## Directions for this task:
Lines that contain the string "name" are to be copied; leave out all others.

## Raw data:
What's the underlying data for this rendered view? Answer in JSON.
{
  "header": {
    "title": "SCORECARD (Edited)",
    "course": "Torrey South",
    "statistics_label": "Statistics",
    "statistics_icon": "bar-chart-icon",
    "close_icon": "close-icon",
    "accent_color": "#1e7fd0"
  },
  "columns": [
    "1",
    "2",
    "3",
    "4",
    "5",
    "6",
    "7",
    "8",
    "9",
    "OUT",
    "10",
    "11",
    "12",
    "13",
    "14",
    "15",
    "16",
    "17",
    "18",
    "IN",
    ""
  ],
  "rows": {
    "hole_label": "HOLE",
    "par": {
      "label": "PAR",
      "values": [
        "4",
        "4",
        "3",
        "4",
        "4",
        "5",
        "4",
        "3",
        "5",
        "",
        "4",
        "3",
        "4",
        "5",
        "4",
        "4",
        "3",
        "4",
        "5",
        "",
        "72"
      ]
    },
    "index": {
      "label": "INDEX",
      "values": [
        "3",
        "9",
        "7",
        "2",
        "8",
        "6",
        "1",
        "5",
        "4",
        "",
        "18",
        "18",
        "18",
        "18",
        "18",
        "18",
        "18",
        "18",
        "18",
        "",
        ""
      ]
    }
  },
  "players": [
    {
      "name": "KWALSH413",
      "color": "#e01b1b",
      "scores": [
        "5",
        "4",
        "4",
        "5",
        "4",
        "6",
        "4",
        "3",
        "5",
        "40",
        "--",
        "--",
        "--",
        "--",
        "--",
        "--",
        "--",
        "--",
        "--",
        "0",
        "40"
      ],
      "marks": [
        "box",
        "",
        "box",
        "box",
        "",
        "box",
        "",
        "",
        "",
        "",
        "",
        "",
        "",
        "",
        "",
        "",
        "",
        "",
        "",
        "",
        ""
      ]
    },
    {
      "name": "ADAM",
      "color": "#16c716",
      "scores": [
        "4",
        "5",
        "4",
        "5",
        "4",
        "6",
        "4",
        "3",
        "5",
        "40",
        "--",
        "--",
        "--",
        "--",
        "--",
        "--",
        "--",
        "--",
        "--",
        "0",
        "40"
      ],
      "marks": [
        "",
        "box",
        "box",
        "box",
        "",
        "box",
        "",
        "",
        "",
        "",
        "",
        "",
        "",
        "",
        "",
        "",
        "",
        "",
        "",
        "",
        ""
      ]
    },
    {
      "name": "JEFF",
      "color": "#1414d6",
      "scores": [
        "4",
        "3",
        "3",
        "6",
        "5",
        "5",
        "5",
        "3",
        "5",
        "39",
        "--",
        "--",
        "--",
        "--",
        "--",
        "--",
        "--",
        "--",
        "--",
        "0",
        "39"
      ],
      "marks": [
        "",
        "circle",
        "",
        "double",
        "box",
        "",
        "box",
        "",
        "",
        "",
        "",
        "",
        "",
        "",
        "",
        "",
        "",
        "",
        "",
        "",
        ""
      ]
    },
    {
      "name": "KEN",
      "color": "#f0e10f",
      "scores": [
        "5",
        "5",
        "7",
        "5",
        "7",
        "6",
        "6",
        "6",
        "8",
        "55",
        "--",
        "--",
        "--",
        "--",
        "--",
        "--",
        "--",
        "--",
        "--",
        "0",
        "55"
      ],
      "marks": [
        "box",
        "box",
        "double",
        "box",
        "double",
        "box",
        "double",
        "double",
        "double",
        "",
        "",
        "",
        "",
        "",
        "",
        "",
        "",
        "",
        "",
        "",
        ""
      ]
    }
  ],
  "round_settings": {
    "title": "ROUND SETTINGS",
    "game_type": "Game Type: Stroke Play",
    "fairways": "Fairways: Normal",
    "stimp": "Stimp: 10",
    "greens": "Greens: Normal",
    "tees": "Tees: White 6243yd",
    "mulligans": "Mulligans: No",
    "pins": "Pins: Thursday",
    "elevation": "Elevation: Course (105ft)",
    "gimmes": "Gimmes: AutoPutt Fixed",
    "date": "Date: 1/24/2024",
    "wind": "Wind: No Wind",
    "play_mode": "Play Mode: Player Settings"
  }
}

## Written response:
      "name": "KWALSH413",
      "name": "ADAM",
      "name": "JEFF",
      "name": "KEN",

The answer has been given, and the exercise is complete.